*WHAT IS NEEDED:* Render each line of the items that follow as a numbered list, omitting any blank lines.
-----
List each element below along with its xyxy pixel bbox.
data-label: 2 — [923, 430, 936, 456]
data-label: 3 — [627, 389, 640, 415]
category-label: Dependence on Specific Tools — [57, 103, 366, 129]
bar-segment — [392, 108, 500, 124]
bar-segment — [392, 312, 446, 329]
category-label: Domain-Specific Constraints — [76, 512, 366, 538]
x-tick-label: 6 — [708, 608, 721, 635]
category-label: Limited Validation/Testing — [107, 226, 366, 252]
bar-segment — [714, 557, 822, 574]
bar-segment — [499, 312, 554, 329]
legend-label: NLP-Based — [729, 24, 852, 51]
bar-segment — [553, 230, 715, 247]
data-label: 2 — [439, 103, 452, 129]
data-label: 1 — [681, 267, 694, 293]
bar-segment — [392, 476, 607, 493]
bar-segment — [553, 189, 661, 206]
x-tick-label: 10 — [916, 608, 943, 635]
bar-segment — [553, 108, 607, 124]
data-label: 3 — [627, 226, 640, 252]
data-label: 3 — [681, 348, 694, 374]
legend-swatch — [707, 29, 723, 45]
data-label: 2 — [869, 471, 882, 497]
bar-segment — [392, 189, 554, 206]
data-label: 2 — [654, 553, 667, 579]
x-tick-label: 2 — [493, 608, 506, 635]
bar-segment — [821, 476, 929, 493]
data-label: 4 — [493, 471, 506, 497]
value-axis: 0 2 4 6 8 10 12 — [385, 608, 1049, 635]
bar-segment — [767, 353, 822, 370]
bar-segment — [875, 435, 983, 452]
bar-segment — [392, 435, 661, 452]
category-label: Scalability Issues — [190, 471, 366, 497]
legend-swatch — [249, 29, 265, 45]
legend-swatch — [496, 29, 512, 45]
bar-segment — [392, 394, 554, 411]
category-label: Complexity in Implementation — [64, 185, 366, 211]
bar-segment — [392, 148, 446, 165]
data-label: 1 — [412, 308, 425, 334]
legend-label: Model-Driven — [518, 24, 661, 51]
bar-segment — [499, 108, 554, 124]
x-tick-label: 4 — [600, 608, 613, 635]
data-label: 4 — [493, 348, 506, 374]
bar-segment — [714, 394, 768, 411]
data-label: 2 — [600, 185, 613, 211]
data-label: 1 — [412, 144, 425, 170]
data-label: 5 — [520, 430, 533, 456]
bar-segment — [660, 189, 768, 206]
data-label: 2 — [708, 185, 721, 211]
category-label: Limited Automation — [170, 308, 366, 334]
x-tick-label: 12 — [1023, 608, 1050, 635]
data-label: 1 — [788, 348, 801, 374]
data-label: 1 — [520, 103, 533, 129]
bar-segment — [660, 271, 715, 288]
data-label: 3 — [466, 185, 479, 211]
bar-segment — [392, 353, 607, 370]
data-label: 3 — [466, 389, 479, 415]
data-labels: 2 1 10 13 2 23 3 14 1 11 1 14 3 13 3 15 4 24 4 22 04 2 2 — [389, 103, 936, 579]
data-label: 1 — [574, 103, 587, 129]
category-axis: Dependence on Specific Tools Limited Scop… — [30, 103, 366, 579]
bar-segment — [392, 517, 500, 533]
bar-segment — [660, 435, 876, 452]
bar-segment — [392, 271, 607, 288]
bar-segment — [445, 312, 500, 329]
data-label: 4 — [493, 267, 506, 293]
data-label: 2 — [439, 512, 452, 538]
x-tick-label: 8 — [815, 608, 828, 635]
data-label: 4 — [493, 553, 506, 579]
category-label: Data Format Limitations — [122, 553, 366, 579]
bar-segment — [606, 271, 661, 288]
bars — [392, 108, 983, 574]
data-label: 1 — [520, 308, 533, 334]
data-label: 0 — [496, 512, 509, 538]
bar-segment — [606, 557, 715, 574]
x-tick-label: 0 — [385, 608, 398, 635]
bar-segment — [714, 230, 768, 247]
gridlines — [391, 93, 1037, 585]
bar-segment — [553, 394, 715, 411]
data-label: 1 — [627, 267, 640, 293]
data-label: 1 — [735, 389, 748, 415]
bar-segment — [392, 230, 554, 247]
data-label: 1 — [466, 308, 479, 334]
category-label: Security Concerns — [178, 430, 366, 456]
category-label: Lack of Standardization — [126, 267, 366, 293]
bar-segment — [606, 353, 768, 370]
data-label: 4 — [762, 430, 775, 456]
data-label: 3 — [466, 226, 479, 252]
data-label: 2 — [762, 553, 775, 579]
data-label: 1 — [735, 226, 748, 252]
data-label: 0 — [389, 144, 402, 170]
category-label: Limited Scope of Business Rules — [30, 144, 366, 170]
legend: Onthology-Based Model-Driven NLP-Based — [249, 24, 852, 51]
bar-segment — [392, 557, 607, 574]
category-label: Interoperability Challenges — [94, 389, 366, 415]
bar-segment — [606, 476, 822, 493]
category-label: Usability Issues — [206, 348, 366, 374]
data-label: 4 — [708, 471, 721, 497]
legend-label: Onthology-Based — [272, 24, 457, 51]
-----
*RESPONSE TO THE EXERCISE:*
1. List each element below along with its xyxy pixel bbox.
2. data-label: 2 — [923, 430, 936, 456]
3. data-label: 3 — [627, 389, 640, 415]
4. category-label: Dependence on Specific Tools — [57, 103, 366, 129]
5. bar-segment — [392, 108, 500, 124]
6. bar-segment — [392, 312, 446, 329]
7. category-label: Domain-Specific Constraints — [76, 512, 366, 538]
8. x-tick-label: 6 — [708, 608, 721, 635]
9. category-label: Limited Validation/Testing — [107, 226, 366, 252]
10. bar-segment — [714, 557, 822, 574]
11. bar-segment — [499, 312, 554, 329]
12. legend-label: NLP-Based — [729, 24, 852, 51]
13. bar-segment — [553, 230, 715, 247]
14. data-label: 2 — [439, 103, 452, 129]
15. data-label: 1 — [681, 267, 694, 293]
16. bar-segment — [392, 476, 607, 493]
17. bar-segment — [553, 189, 661, 206]
18. x-tick-label: 10 — [916, 608, 943, 635]
19. bar-segment — [553, 108, 607, 124]
20. data-label: 3 — [627, 226, 640, 252]
21. data-label: 3 — [681, 348, 694, 374]
22. legend-swatch — [707, 29, 723, 45]
23. data-label: 2 — [869, 471, 882, 497]
24. bar-segment — [392, 189, 554, 206]
25. data-label: 2 — [654, 553, 667, 579]
26. x-tick-label: 2 — [493, 608, 506, 635]
27. bar-segment — [821, 476, 929, 493]
28. data-label: 4 — [493, 471, 506, 497]
29. value-axis: 0 2 4 6 8 10 12 — [385, 608, 1049, 635]
30. bar-segment — [767, 353, 822, 370]
31. bar-segment — [875, 435, 983, 452]
32. bar-segment — [392, 435, 661, 452]
33. category-label: Scalability Issues — [190, 471, 366, 497]
34. legend-swatch — [249, 29, 265, 45]
35. legend-swatch — [496, 29, 512, 45]
36. bar-segment — [392, 394, 554, 411]
37. category-label: Complexity in Implementation — [64, 185, 366, 211]
38. bar-segment — [392, 148, 446, 165]
39. data-label: 1 — [412, 308, 425, 334]
40. legend-label: Model-Driven — [518, 24, 661, 51]
41. bar-segment — [499, 108, 554, 124]
42. x-tick-label: 4 — [600, 608, 613, 635]
43. data-label: 4 — [493, 348, 506, 374]
44. bar-segment — [714, 394, 768, 411]
45. data-label: 2 — [600, 185, 613, 211]
46. data-label: 1 — [412, 144, 425, 170]
47. data-label: 5 — [520, 430, 533, 456]
48. bar-segment — [660, 189, 768, 206]
49. data-label: 2 — [708, 185, 721, 211]
50. category-label: Limited Automation — [170, 308, 366, 334]
51. x-tick-label: 12 — [1023, 608, 1050, 635]
52. data-label: 1 — [788, 348, 801, 374]
53. data-label: 1 — [520, 103, 533, 129]
54. bar-segment — [660, 271, 715, 288]
55. data-label: 3 — [466, 185, 479, 211]
56. bar-segment — [392, 353, 607, 370]
57. data-label: 3 — [466, 389, 479, 415]
58. data-labels: 2 1 10 13 2 23 3 14 1 11 1 14 3 13 3 15 4 24 4 22 04 2 2 — [389, 103, 936, 579]
59. data-label: 1 — [574, 103, 587, 129]
60. category-axis: Dependence on Specific Tools Limited Scop… — [30, 103, 366, 579]
61. bar-segment — [392, 517, 500, 533]
62. bar-segment — [660, 435, 876, 452]
63. bar-segment — [392, 271, 607, 288]
64. bar-segment — [445, 312, 500, 329]
65. data-label: 4 — [493, 267, 506, 293]
66. data-label: 2 — [439, 512, 452, 538]
67. x-tick-label: 8 — [815, 608, 828, 635]
68. data-label: 4 — [493, 553, 506, 579]
69. category-label: Data Format Limitations — [122, 553, 366, 579]
70. bar-segment — [606, 271, 661, 288]
71. bars — [392, 108, 983, 574]
72. data-label: 1 — [520, 308, 533, 334]
73. data-label: 0 — [496, 512, 509, 538]
74. bar-segment — [606, 557, 715, 574]
75. x-tick-label: 0 — [385, 608, 398, 635]
76. bar-segment — [714, 230, 768, 247]
77. gridlines — [391, 93, 1037, 585]
78. bar-segment — [553, 394, 715, 411]
79. data-label: 1 — [627, 267, 640, 293]
80. data-label: 1 — [735, 389, 748, 415]
81. bar-segment — [392, 230, 554, 247]
82. data-label: 1 — [466, 308, 479, 334]
83. category-label: Security Concerns — [178, 430, 366, 456]
84. category-label: Lack of Standardization — [126, 267, 366, 293]
85. bar-segment — [606, 353, 768, 370]
86. data-label: 4 — [762, 430, 775, 456]
87. data-label: 3 — [466, 226, 479, 252]
88. data-label: 2 — [762, 553, 775, 579]
89. data-label: 1 — [735, 226, 748, 252]
90. data-label: 0 — [389, 144, 402, 170]
91. category-label: Limited Scope of Business Rules — [30, 144, 366, 170]
92. legend: Onthology-Based Model-Driven NLP-Based — [249, 24, 852, 51]
93. bar-segment — [392, 557, 607, 574]
94. category-label: Interoperability Challenges — [94, 389, 366, 415]
95. bar-segment — [606, 476, 822, 493]
96. category-label: Usability Issues — [206, 348, 366, 374]
97. data-label: 4 — [708, 471, 721, 497]
98. legend-label: Onthology-Based — [272, 24, 457, 51]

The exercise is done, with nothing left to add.